[Data records]
◆ ◆ ◆ ◆ ◆ ◆ ◆
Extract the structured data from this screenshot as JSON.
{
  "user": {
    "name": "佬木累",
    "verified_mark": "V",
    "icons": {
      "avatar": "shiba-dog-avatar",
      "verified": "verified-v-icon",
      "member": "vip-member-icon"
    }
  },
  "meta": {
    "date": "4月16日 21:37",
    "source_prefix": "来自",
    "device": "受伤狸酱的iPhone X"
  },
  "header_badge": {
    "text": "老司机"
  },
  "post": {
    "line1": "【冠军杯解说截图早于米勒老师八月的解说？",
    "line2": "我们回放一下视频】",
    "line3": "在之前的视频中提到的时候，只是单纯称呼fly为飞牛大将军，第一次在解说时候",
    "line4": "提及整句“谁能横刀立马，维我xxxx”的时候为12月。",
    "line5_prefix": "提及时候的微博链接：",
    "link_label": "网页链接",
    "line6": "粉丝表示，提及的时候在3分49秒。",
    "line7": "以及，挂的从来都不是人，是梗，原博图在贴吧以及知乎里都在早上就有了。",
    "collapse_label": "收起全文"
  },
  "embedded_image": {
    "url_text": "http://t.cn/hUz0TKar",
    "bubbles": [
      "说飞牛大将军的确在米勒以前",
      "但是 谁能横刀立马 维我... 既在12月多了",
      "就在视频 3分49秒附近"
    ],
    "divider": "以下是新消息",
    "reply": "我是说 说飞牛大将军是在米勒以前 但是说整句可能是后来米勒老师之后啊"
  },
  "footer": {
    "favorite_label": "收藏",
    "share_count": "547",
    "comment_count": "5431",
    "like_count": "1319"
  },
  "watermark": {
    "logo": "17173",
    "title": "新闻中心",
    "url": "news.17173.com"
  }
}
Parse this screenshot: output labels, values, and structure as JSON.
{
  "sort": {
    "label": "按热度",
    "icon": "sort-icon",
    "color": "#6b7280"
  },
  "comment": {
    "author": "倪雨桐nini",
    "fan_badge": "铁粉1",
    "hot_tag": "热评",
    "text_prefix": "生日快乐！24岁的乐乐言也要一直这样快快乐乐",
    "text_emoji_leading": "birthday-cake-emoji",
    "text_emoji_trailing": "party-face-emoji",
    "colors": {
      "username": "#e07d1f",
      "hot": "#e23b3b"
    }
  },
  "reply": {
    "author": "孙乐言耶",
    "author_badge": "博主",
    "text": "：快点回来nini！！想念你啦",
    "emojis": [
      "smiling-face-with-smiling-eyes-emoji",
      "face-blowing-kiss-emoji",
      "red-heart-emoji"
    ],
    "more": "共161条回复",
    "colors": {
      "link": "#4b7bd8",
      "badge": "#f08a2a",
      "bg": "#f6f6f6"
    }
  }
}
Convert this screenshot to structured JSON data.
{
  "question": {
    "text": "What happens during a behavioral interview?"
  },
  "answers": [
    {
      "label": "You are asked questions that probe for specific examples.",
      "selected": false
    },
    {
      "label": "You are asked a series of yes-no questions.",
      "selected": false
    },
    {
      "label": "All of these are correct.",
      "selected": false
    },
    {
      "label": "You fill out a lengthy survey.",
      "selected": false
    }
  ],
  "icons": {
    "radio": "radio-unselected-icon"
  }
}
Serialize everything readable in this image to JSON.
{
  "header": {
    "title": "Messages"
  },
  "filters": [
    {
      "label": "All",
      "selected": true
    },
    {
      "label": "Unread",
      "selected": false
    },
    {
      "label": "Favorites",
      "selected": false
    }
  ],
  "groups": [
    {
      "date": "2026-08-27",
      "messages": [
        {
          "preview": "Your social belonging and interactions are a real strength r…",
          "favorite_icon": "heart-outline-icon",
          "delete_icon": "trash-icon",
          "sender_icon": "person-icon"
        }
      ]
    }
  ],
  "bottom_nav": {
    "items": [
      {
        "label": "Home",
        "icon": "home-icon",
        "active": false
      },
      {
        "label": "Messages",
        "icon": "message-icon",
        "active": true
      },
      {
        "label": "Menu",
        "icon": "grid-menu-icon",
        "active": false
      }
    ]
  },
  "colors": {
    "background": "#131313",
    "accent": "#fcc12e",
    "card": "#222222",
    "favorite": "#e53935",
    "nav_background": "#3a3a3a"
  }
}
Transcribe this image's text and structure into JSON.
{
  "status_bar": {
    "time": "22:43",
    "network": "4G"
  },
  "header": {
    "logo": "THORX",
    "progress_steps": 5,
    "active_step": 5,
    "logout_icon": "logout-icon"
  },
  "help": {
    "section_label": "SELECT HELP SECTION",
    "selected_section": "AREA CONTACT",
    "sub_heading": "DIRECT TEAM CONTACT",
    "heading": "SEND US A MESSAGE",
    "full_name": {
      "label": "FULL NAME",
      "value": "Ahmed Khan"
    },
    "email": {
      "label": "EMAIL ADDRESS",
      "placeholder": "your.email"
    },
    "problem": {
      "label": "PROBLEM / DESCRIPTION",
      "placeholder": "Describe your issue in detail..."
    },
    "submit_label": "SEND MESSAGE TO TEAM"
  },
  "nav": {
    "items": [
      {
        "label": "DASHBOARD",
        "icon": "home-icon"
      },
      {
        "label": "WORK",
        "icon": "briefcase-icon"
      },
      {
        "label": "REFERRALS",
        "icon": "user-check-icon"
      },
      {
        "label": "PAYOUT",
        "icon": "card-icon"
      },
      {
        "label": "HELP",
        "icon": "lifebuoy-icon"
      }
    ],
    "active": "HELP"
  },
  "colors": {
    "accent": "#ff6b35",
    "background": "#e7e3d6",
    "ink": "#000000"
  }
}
◆ ◆ ◆ ◆ ◆ ◆ ◆
§ **SET PROBLEM**
Repeat exactly, and only, the lines from the line containing "Transcribe this image's" through the last line of the records above, both included.

§ **THE SOLUTION**
Transcribe this image's text and structure into JSON.
{
  "status_bar": {
    "time": "22:43",
    "network": "4G"
  },
  "header": {
    "logo": "THORX",
    "progress_steps": 5,
    "active_step": 5,
    "logout_icon": "logout-icon"
  },
  "help": {
    "section_label": "SELECT HELP SECTION",
    "selected_section": "AREA CONTACT",
    "sub_heading": "DIRECT TEAM CONTACT",
    "heading": "SEND US A MESSAGE",
    "full_name": {
      "label": "FULL NAME",
      "value": "Ahmed Khan"
    },
    "email": {
      "label": "EMAIL ADDRESS",
      "placeholder": "your.email"
    },
    "problem": {
      "label": "PROBLEM / DESCRIPTION",
      "placeholder": "Describe your issue in detail..."
    },
    "submit_label": "SEND MESSAGE TO TEAM"
  },
  "nav": {
    "items": [
      {
        "label": "DASHBOARD",
        "icon": "home-icon"
      },
      {
        "label": "WORK",
        "icon": "briefcase-icon"
      },
      {
        "label": "REFERRALS",
        "icon": "user-check-icon"
      },
      {
        "label": "PAYOUT",
        "icon": "card-icon"
      },
      {
        "label": "HELP",
        "icon": "lifebuoy-icon"
      }
    ],
    "active": "HELP"
  },
  "colors": {
    "accent": "#ff6b35",
    "background": "#e7e3d6",
    "ink": "#000000"
  }
}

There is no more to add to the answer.